* Begin Listed records *
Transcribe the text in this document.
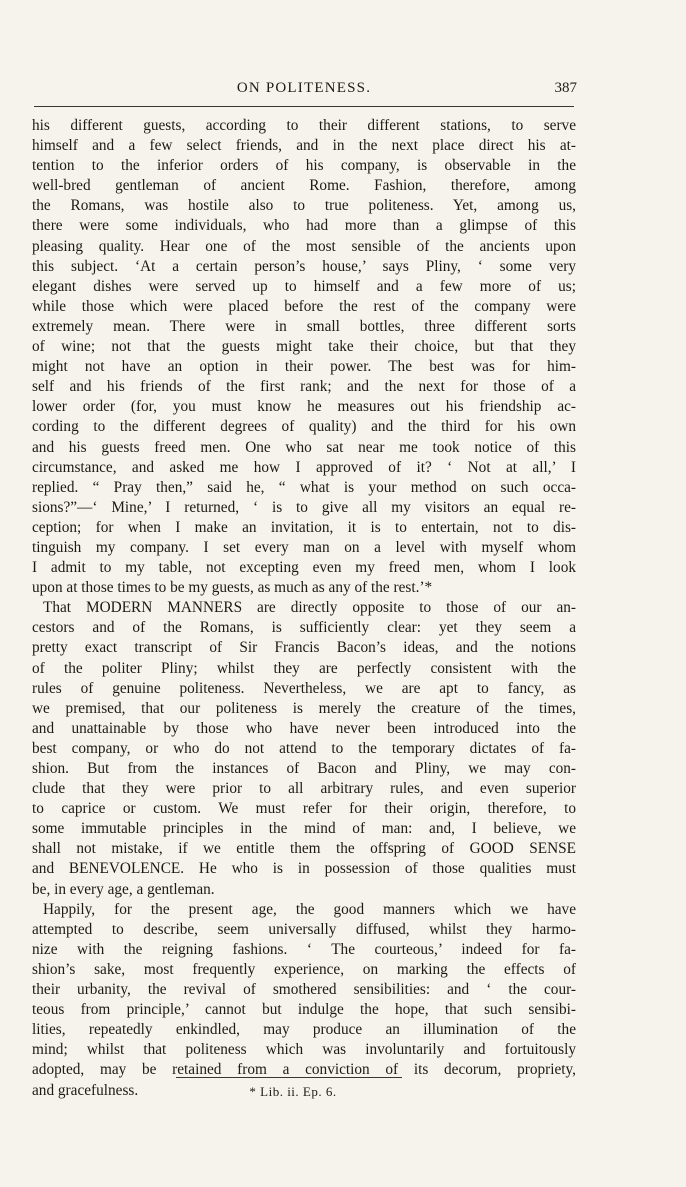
ON POLITENESS.	387
his different guests, according to their different stations, to serve
himself and a few select friends, and in the next place direct his at-
tention to the inferior orders of his company, is observable in the
well-bred gentleman of ancient Rome. Fashion, therefore, among
the Romans, was hostile also to true politeness. Yet, among us,
there were some individuals, who had more than a glimpse of this
pleasing quality. Hear one of the most sensible of the ancients upon
this subject. ‘At a certain person’s house,’ says Pliny, ‘ some very
elegant dishes were served up to himself and a few more of us;
while those which were placed before the rest of the company were
extremely mean. There were in small bottles, three different sorts
of wine; not that the guests might take their choice, but that they
might not have an option in their power. The best was for him-
self and his friends of the first rank; and the next for those of a
lower order (for, you must know he measures out his friendship ac-
cording to the different degrees of quality) and the third for his own
and his guests freed men. One who sat near me took notice of this
circumstance, and asked me how I approved of it? ‘ Not at all,’ I
replied. “ Pray then,” said he, “ what is your method on such occa-
sions?”—‘ Mine,’ I returned, ‘ is to give all my visitors an equal re-
ception; for when I make an invitation, it is to entertain, not to dis-
tinguish my company. I set every man on a level with myself whom
I admit to my table, not excepting even my freed men, whom I look
upon at those times to be my guests, as much as any of the rest.’*
That MODERN MANNERS are directly opposite to those of our an-
cestors and of the Romans, is sufficiently clear: yet they seem a
pretty exact transcript of Sir Francis Bacon’s ideas, and the notions
of the politer Pliny; whilst they are perfectly consistent with the
rules of genuine politeness. Nevertheless, we are apt to fancy, as
we premised, that our politeness is merely the creature of the times,
and unattainable by those who have never been introduced into the
best company, or who do not attend to the temporary dictates of fa-
shion. But from the instances of Bacon and Pliny, we may con-
clude that they were prior to all arbitrary rules, and even superior
to caprice or custom. We must refer for their origin, therefore, to
some immutable principles in the mind of man: and, I believe, we
shall not mistake, if we entitle them the offspring of GOOD SENSE
and BENEVOLENCE. He who is in possession of those qualities must
be, in every age, a gentleman.
Happily, for the present age, the good manners which we have
attempted to describe, seem universally diffused, whilst they harmo-
nize with the reigning fashions. ‘ The courteous,’ indeed for fa-
shion’s sake, most frequently experience, on marking the effects of
their urbanity, the revival of smothered sensibilities: and ‘ the cour-
teous from principle,’ cannot but indulge the hope, that such sensibi-
lities, repeatedly enkindled, may produce an illumination of the
mind; whilst that politeness which was involuntarily and fortuitously
adopted, may be retained from a conviction of its decorum, propriety,
and gracefulness.	* Lib. ii. Ep. 6.
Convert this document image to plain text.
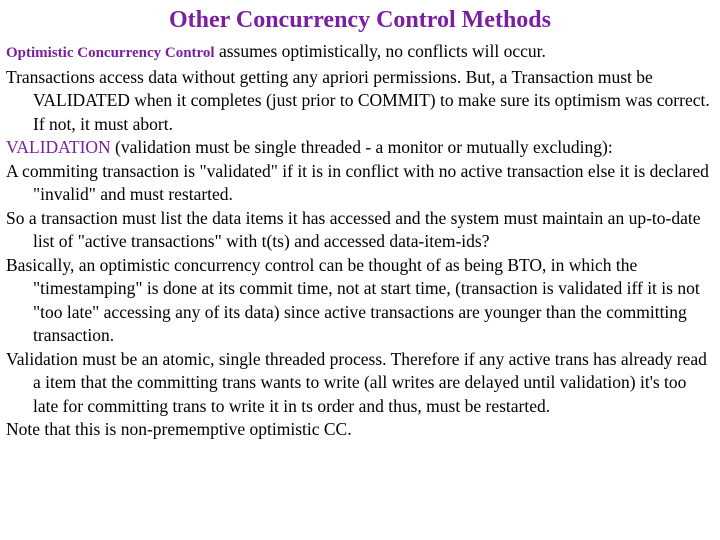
Other Concurrency Control Methods

Optimistic Concurrency Control assumes optimistically, no conflicts will occur.

Transactions access data without getting any apriori permissions. But, a Transaction must be VALIDATED when it completes (just prior to COMMIT) to make sure its optimism was correct. If not, it must abort.

VALIDATION (validation must be single threaded - a monitor or mutually excluding):

A commiting transaction is "validated" if it is in conflict with no active transaction else it is declared "invalid" and must restarted.

So a transaction must list the data items it has accessed and the system must maintain an up-to-date list of "active transactions" with t(ts) and accessed data-item-ids?

Basically, an optimistic concurrency control can be thought of as being BTO, in which the "timestamping" is done at its commit time, not at start time, (transaction is validated iff it is not "too late" accessing any of its data) since active transactions are younger than the committing transaction.

Validation must be an atomic, single threaded process. Therefore if any active trans has already read a item that the committing trans wants to write (all writes are delayed until validation) it's too late for committing trans to write it in ts order and thus, must be restarted.

Note that this is non-prememptive optimistic CC.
* End Listed records *
_Task directions_: Quote each entry above verbatim and drop the pictures.

_Final answer_:
Transcribe the text in this document.
ON POLITENESS.	387
his different guests, according to their different stations, to serve
himself and a few select friends, and in the next place direct his at-
tention to the inferior orders of his company, is observable in the
well-bred gentleman of ancient Rome. Fashion, therefore, among
the Romans, was hostile also to true politeness. Yet, among us,
there were some individuals, who had more than a glimpse of this
pleasing quality. Hear one of the most sensible of the ancients upon
this subject. ‘At a certain person’s house,’ says Pliny, ‘ some very
elegant dishes were served up to himself and a few more of us;
while those which were placed before the rest of the company were
extremely mean. There were in small bottles, three different sorts
of wine; not that the guests might take their choice, but that they
might not have an option in their power. The best was for him-
self and his friends of the first rank; and the next for those of a
lower order (for, you must know he measures out his friendship ac-
cording to the different degrees of quality) and the third for his own
and his guests freed men. One who sat near me took notice of this
circumstance, and asked me how I approved of it? ‘ Not at all,’ I
replied. “ Pray then,” said he, “ what is your method on such occa-
sions?”—‘ Mine,’ I returned, ‘ is to give all my visitors an equal re-
ception; for when I make an invitation, it is to entertain, not to dis-
tinguish my company. I set every man on a level with myself whom
I admit to my table, not excepting even my freed men, whom I look
upon at those times to be my guests, as much as any of the rest.’*
That MODERN MANNERS are directly opposite to those of our an-
cestors and of the Romans, is sufficiently clear: yet they seem a
pretty exact transcript of Sir Francis Bacon’s ideas, and the notions
of the politer Pliny; whilst they are perfectly consistent with the
rules of genuine politeness. Nevertheless, we are apt to fancy, as
we premised, that our politeness is merely the creature of the times,
and unattainable by those who have never been introduced into the
best company, or who do not attend to the temporary dictates of fa-
shion. But from the instances of Bacon and Pliny, we may con-
clude that they were prior to all arbitrary rules, and even superior
to caprice or custom. We must refer for their origin, therefore, to
some immutable principles in the mind of man: and, I believe, we
shall not mistake, if we entitle them the offspring of GOOD SENSE
and BENEVOLENCE. He who is in possession of those qualities must
be, in every age, a gentleman.
Happily, for the present age, the good manners which we have
attempted to describe, seem universally diffused, whilst they harmo-
nize with the reigning fashions. ‘ The courteous,’ indeed for fa-
shion’s sake, most frequently experience, on marking the effects of
their urbanity, the revival of smothered sensibilities: and ‘ the cour-
teous from principle,’ cannot but indulge the hope, that such sensibi-
lities, repeatedly enkindled, may produce an illumination of the
mind; whilst that politeness which was involuntarily and fortuitously
adopted, may be retained from a conviction of its decorum, propriety,
and gracefulness.	* Lib. ii. Ep. 6.
Convert this document image to plain text.
Other Concurrency Control Methods

Optimistic Concurrency Control assumes optimistically, no conflicts will occur.

Transactions access data without getting any apriori permissions. But, a Transaction must be VALIDATED when it completes (just prior to COMMIT) to make sure its optimism was correct. If not, it must abort.

VALIDATION (validation must be single threaded - a monitor or mutually excluding):

A commiting transaction is "validated" if it is in conflict with no active transaction else it is declared "invalid" and must restarted.

So a transaction must list the data items it has accessed and the system must maintain an up-to-date list of "active transactions" with t(ts) and accessed data-item-ids?

Basically, an optimistic concurrency control can be thought of as being BTO, in which the "timestamping" is done at its commit time, not at start time, (transaction is validated iff it is not "too late" accessing any of its data) since active transactions are younger than the committing transaction.

Validation must be an atomic, single threaded process. Therefore if any active trans has already read a item that the committing trans wants to write (all writes are delayed until validation) it's too late for committing trans to write it in ts order and thus, must be restarted.

Note that this is non-prememptive optimistic CC.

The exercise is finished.